## THE EXERCISE
Exactly as written, quote every line that follows, skipping the images.
** Begin **
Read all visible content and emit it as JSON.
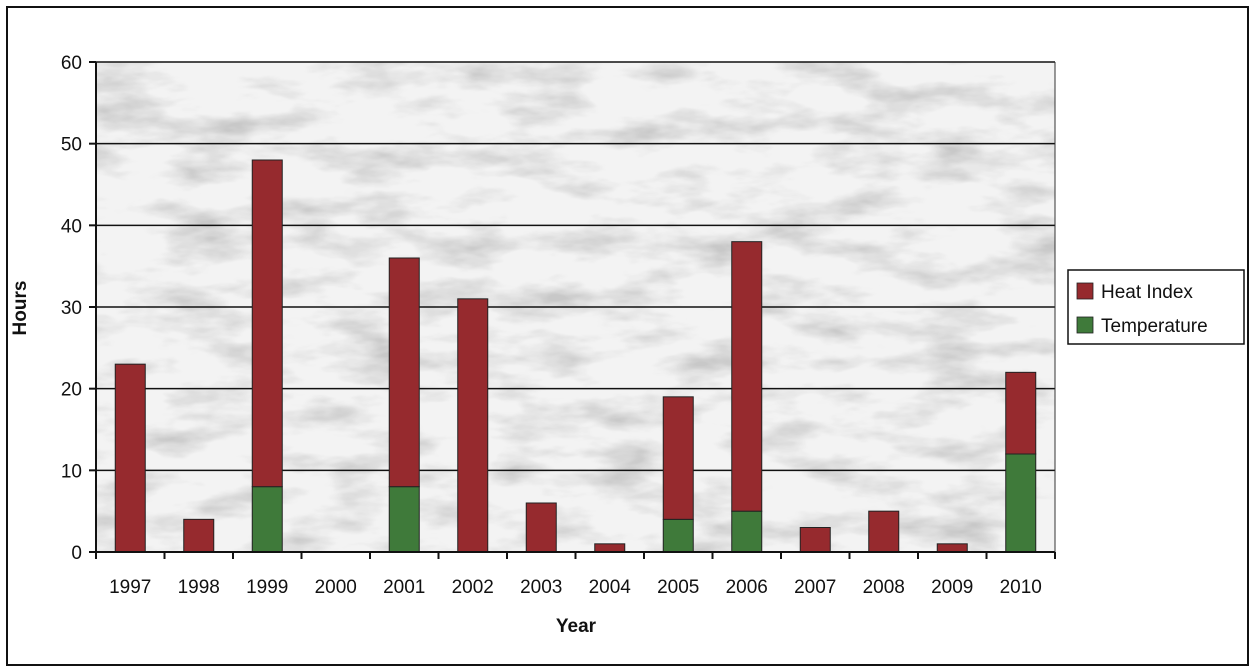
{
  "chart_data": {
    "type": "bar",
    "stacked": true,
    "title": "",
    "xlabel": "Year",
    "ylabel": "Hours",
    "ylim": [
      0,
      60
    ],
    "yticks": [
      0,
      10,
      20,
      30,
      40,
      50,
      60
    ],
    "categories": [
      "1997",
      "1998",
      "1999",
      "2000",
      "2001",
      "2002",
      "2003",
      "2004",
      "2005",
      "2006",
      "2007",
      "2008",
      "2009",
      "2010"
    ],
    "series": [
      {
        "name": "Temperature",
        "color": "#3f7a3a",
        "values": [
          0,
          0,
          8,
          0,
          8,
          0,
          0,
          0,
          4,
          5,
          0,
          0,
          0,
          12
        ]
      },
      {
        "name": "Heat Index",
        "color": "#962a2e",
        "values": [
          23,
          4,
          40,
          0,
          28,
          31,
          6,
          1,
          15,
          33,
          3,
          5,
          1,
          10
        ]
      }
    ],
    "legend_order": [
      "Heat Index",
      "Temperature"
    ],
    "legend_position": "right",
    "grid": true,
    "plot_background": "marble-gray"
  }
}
** End **
## FULL RESPONSE
Read all visible content and emit it as JSON.
{
  "chart_data": {
    "type": "bar",
    "stacked": true,
    "title": "",
    "xlabel": "Year",
    "ylabel": "Hours",
    "ylim": [
      0,
      60
    ],
    "yticks": [
      0,
      10,
      20,
      30,
      40,
      50,
      60
    ],
    "categories": [
      "1997",
      "1998",
      "1999",
      "2000",
      "2001",
      "2002",
      "2003",
      "2004",
      "2005",
      "2006",
      "2007",
      "2008",
      "2009",
      "2010"
    ],
    "series": [
      {
        "name": "Temperature",
        "color": "#3f7a3a",
        "values": [
          0,
          0,
          8,
          0,
          8,
          0,
          0,
          0,
          4,
          5,
          0,
          0,
          0,
          12
        ]
      },
      {
        "name": "Heat Index",
        "color": "#962a2e",
        "values": [
          23,
          4,
          40,
          0,
          28,
          31,
          6,
          1,
          15,
          33,
          3,
          5,
          1,
          10
        ]
      }
    ],
    "legend_order": [
      "Heat Index",
      "Temperature"
    ],
    "legend_position": "right",
    "grid": true,
    "plot_background": "marble-gray"
  }
}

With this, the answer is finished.